_ABOUT THIS TASK_. Omit all pictures and give the records below again exactly as written.
----------
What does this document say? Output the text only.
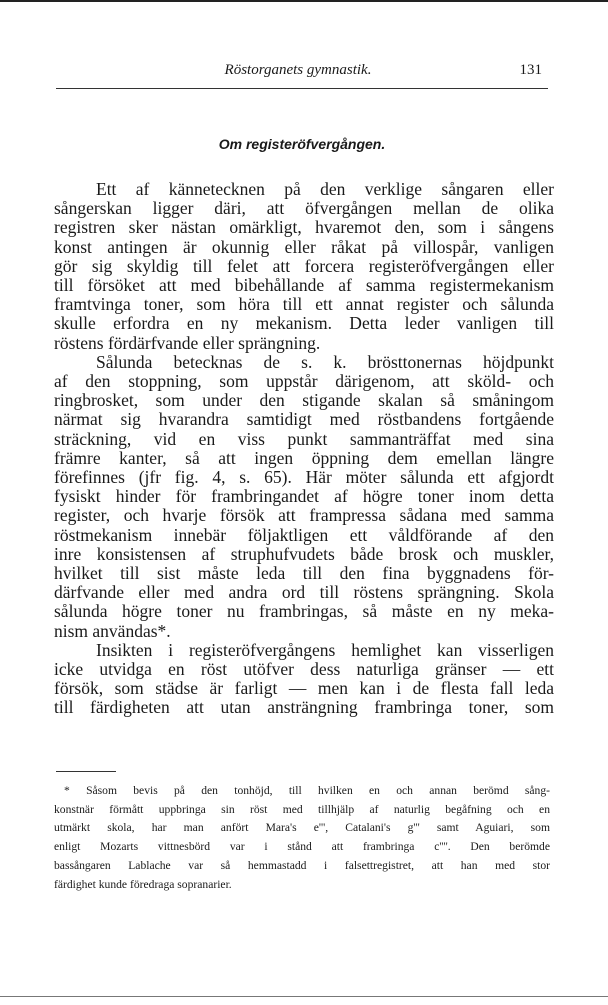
Röstorganets gymnastik.	131
Om registeröfvergången.
Ett af kännetecknen på den verklige sångaren eller
sångerskan ligger däri, att öfvergången mellan de olika
registren sker nästan omärkligt, hvaremot den, som i sångens
konst antingen är okunnig eller råkat på villospår, vanligen
gör sig skyldig till felet att forcera registeröfvergången eller
till försöket att med bibehållande af samma registermekanism
framtvinga toner, som höra till ett annat register och sålunda
skulle erfordra en ny mekanism. Detta leder vanligen till
röstens fördärfvande eller sprängning.
Sålunda betecknas de s. k. brösttonernas höjdpunkt
af den stoppning, som uppstår därigenom, att sköld- och
ringbrosket, som under den stigande skalan så småningom
närmat sig hvarandra samtidigt med röstbandens fortgående
sträckning, vid en viss punkt sammanträffat med sina
främre kanter, så att ingen öppning dem emellan längre
förefinnes (jfr fig. 4, s. 65). Här möter sålunda ett afgjordt
fysiskt hinder för frambringandet af högre toner inom detta
register, och hvarje försök att frampressa sådana med samma
röstmekanism innebär följaktligen ett våldförande af den
inre konsistensen af struphufvudets både brosk och muskler,
hvilket till sist måste leda till den fina byggnadens för-
därfvande eller med andra ord till röstens sprängning. Skola
sålunda högre toner nu frambringas, så måste en ny meka-
nism användas*.
Insikten i registeröfvergångens hemlighet kan visserligen
icke utvidga en röst utöfver dess naturliga gränser — ett
försök, som städse är farligt — men kan i de flesta fall leda
till färdigheten att utan ansträngning frambringa toner, som
* Såsom bevis på den tonhöjd, till hvilken en och annan berömd sång-
konstnär förmått uppbringa sin röst med tillhjälp af naturlig begåfning och en
utmärkt skola, har man anfört Mara's e''', Catalani's g''' samt Aguiari, som
enligt Mozarts vittnesbörd var i stånd att frambringa c''''. Den berömde
bassångaren Lablache var så hemmastadd i falsettregistret, att han med stor
färdighet kunde föredraga sopranarier.
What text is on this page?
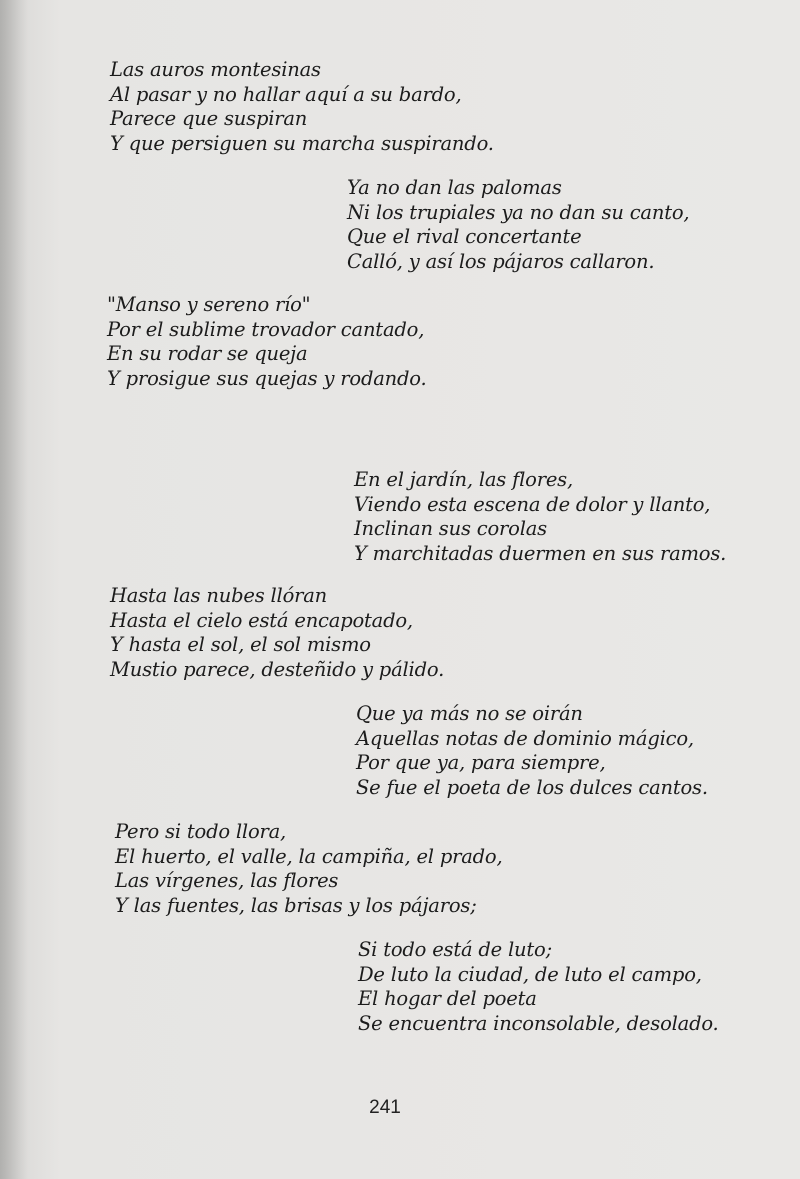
Las auros montesinas
Al pasar y no hallar aquí a su bardo,
Parece que suspiran
Y que persiguen su marcha suspirando.

Ya no dan las palomas
Ni los trupiales ya no dan su canto,
Que el rival concertante
Calló, y así los pájaros callaron.

"Manso y sereno río"
Por el sublime trovador cantado,
En su rodar se queja
Y prosigue sus quejas y rodando.

En el jardín, las flores,
Viendo esta escena de dolor y llanto,
Inclinan sus corolas
Y marchitadas duermen en sus ramos.

Hasta las nubes llóran
Hasta el cielo está encapotado,
Y hasta el sol, el sol mismo
Mustio parece, desteñido y pálido.

Que ya más no se oirán
Aquellas notas de dominio mágico,
Por que ya, para siempre,
Se fue el poeta de los dulces cantos.

Pero si todo llora,
El huerto, el valle, la campiña, el prado,
Las vírgenes, las flores
Y las fuentes, las brisas y los pájaros;

Si todo está de luto;
De luto la ciudad, de luto el campo,
El hogar del poeta
Se encuentra inconsolable, desolado.

241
----------
_ANSWER SPACE_.
What does this document say? Output the text only.
Röstorganets gymnastik.	131
Om registeröfvergången.
Ett af kännetecknen på den verklige sångaren eller
sångerskan ligger däri, att öfvergången mellan de olika
registren sker nästan omärkligt, hvaremot den, som i sångens
konst antingen är okunnig eller råkat på villospår, vanligen
gör sig skyldig till felet att forcera registeröfvergången eller
till försöket att med bibehållande af samma registermekanism
framtvinga toner, som höra till ett annat register och sålunda
skulle erfordra en ny mekanism. Detta leder vanligen till
röstens fördärfvande eller sprängning.
Sålunda betecknas de s. k. brösttonernas höjdpunkt
af den stoppning, som uppstår därigenom, att sköld- och
ringbrosket, som under den stigande skalan så småningom
närmat sig hvarandra samtidigt med röstbandens fortgående
sträckning, vid en viss punkt sammanträffat med sina
främre kanter, så att ingen öppning dem emellan längre
förefinnes (jfr fig. 4, s. 65). Här möter sålunda ett afgjordt
fysiskt hinder för frambringandet af högre toner inom detta
register, och hvarje försök att frampressa sådana med samma
röstmekanism innebär följaktligen ett våldförande af den
inre konsistensen af struphufvudets både brosk och muskler,
hvilket till sist måste leda till den fina byggnadens för-
därfvande eller med andra ord till röstens sprängning. Skola
sålunda högre toner nu frambringas, så måste en ny meka-
nism användas*.
Insikten i registeröfvergångens hemlighet kan visserligen
icke utvidga en röst utöfver dess naturliga gränser — ett
försök, som städse är farligt — men kan i de flesta fall leda
till färdigheten att utan ansträngning frambringa toner, som
* Såsom bevis på den tonhöjd, till hvilken en och annan berömd sång-
konstnär förmått uppbringa sin röst med tillhjälp af naturlig begåfning och en
utmärkt skola, har man anfört Mara's e''', Catalani's g''' samt Aguiari, som
enligt Mozarts vittnesbörd var i stånd att frambringa c''''. Den berömde
bassångaren Lablache var så hemmastadd i falsettregistret, att han med stor
färdighet kunde föredraga sopranarier.
What text is on this page?
Las auros montesinas
Al pasar y no hallar aquí a su bardo,
Parece que suspiran
Y que persiguen su marcha suspirando.

Ya no dan las palomas
Ni los trupiales ya no dan su canto,
Que el rival concertante
Calló, y así los pájaros callaron.

"Manso y sereno río"
Por el sublime trovador cantado,
En su rodar se queja
Y prosigue sus quejas y rodando.

En el jardín, las flores,
Viendo esta escena de dolor y llanto,
Inclinan sus corolas
Y marchitadas duermen en sus ramos.

Hasta las nubes llóran
Hasta el cielo está encapotado,
Y hasta el sol, el sol mismo
Mustio parece, desteñido y pálido.

Que ya más no se oirán
Aquellas notas de dominio mágico,
Por que ya, para siempre,
Se fue el poeta de los dulces cantos.

Pero si todo llora,
El huerto, el valle, la campiña, el prado,
Las vírgenes, las flores
Y las fuentes, las brisas y los pájaros;

Si todo está de luto;
De luto la ciudad, de luto el campo,
El hogar del poeta
Se encuentra inconsolable, desolado.

241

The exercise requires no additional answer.